(Exercise details):
Copy out the whole listing exactly as written, leaving the pictures behind.
══════════════════════════════
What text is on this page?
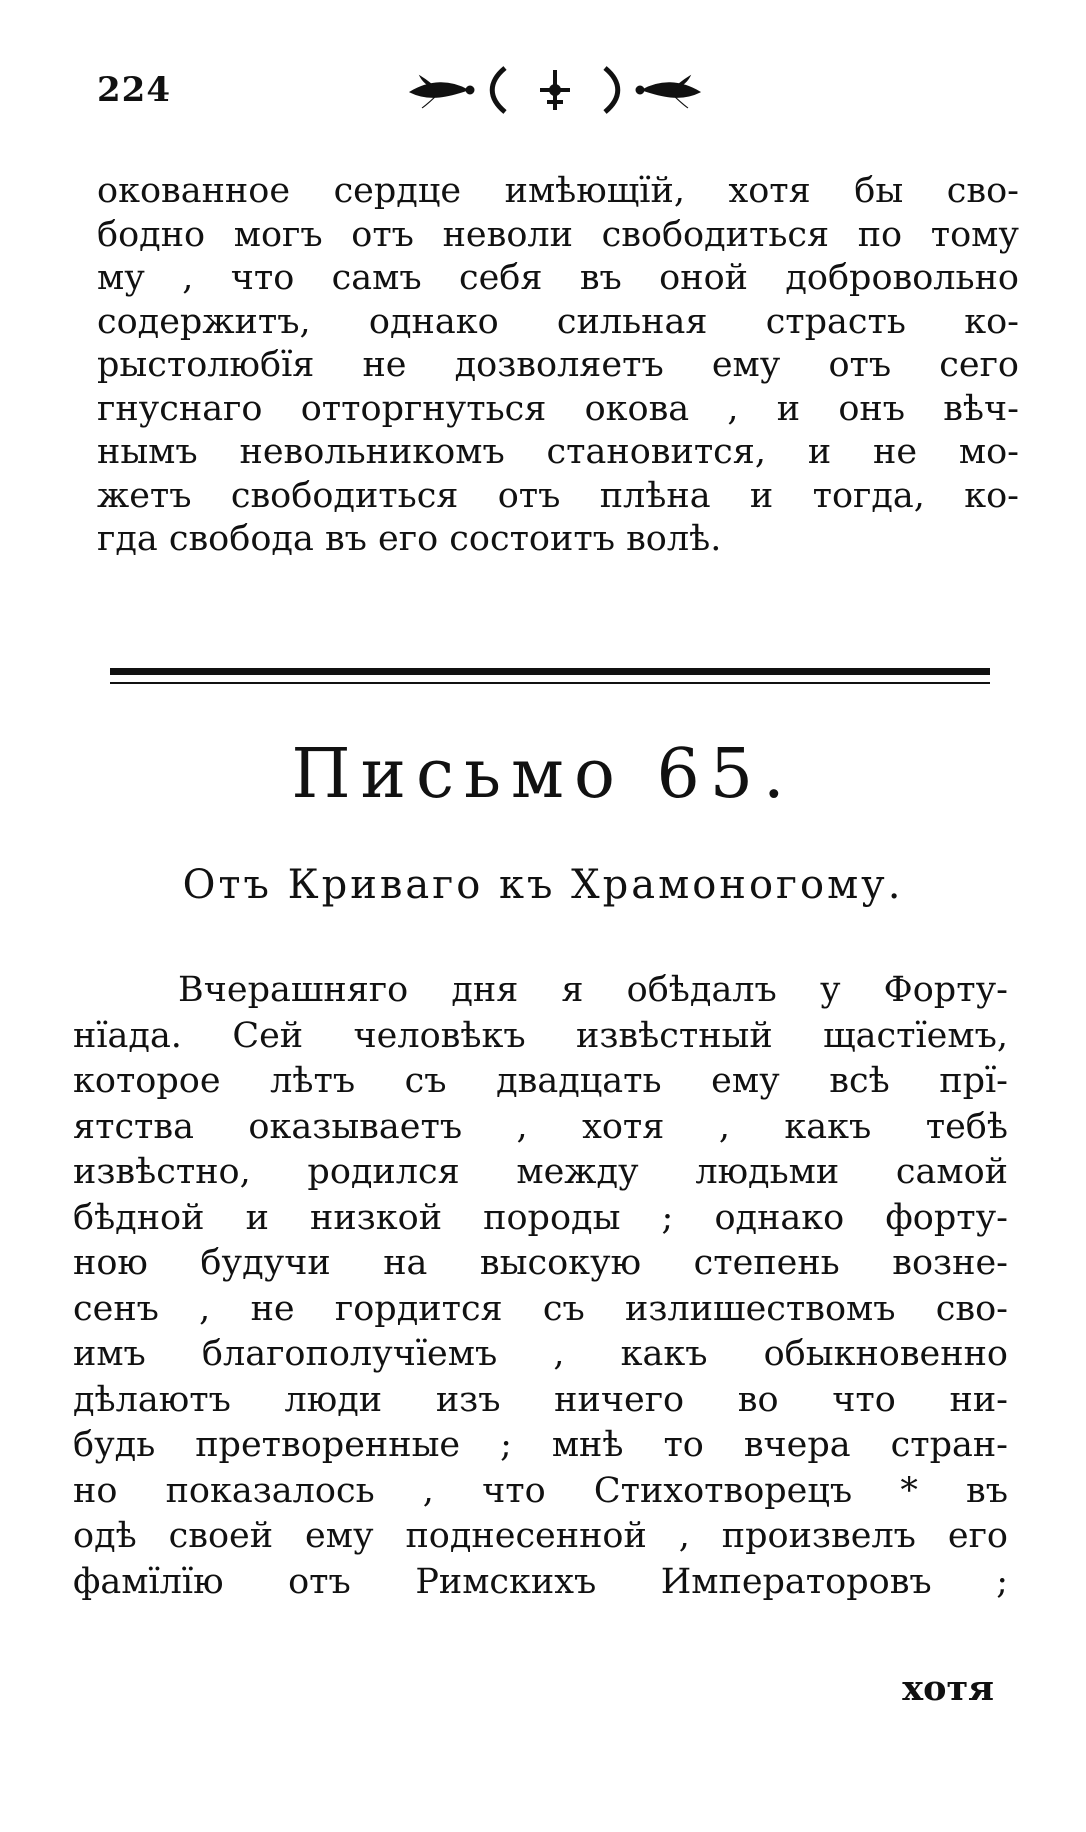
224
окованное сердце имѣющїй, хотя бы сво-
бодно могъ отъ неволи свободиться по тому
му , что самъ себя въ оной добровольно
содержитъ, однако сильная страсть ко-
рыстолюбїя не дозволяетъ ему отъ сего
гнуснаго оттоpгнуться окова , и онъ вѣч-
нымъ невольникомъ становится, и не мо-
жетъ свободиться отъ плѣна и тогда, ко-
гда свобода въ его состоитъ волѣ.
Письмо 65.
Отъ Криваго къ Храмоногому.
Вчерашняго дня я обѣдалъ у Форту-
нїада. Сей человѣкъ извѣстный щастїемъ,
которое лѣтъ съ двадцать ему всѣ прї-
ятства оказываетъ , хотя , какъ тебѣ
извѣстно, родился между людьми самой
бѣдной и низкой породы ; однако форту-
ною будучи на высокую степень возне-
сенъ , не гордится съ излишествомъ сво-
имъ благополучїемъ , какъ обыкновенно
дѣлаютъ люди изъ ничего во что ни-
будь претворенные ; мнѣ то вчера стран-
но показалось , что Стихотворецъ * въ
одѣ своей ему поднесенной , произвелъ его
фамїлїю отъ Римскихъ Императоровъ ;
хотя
══════════════════════════════
(Exercise answer):
What text is on this page?
224
окованное сердце имѣющїй, хотя бы сво-
бодно могъ отъ неволи свободиться по тому
му , что самъ себя въ оной добровольно
содержитъ, однако сильная страсть ко-
рыстолюбїя не дозволяетъ ему отъ сего
гнуснаго оттоpгнуться окова , и онъ вѣч-
нымъ невольникомъ становится, и не мо-
жетъ свободиться отъ плѣна и тогда, ко-
гда свобода въ его состоитъ волѣ.
Письмо 65.
Отъ Криваго къ Храмоногому.
Вчерашняго дня я обѣдалъ у Форту-
нїада. Сей человѣкъ извѣстный щастїемъ,
которое лѣтъ съ двадцать ему всѣ прї-
ятства оказываетъ , хотя , какъ тебѣ
извѣстно, родился между людьми самой
бѣдной и низкой породы ; однако форту-
ною будучи на высокую степень возне-
сенъ , не гордится съ излишествомъ сво-
имъ благополучїемъ , какъ обыкновенно
дѣлаютъ люди изъ ничего во что ни-
будь претворенные ; мнѣ то вчера стран-
но показалось , что Стихотворецъ * въ
одѣ своей ему поднесенной , произвелъ его
фамїлїю отъ Римскихъ Императоровъ ;
хотя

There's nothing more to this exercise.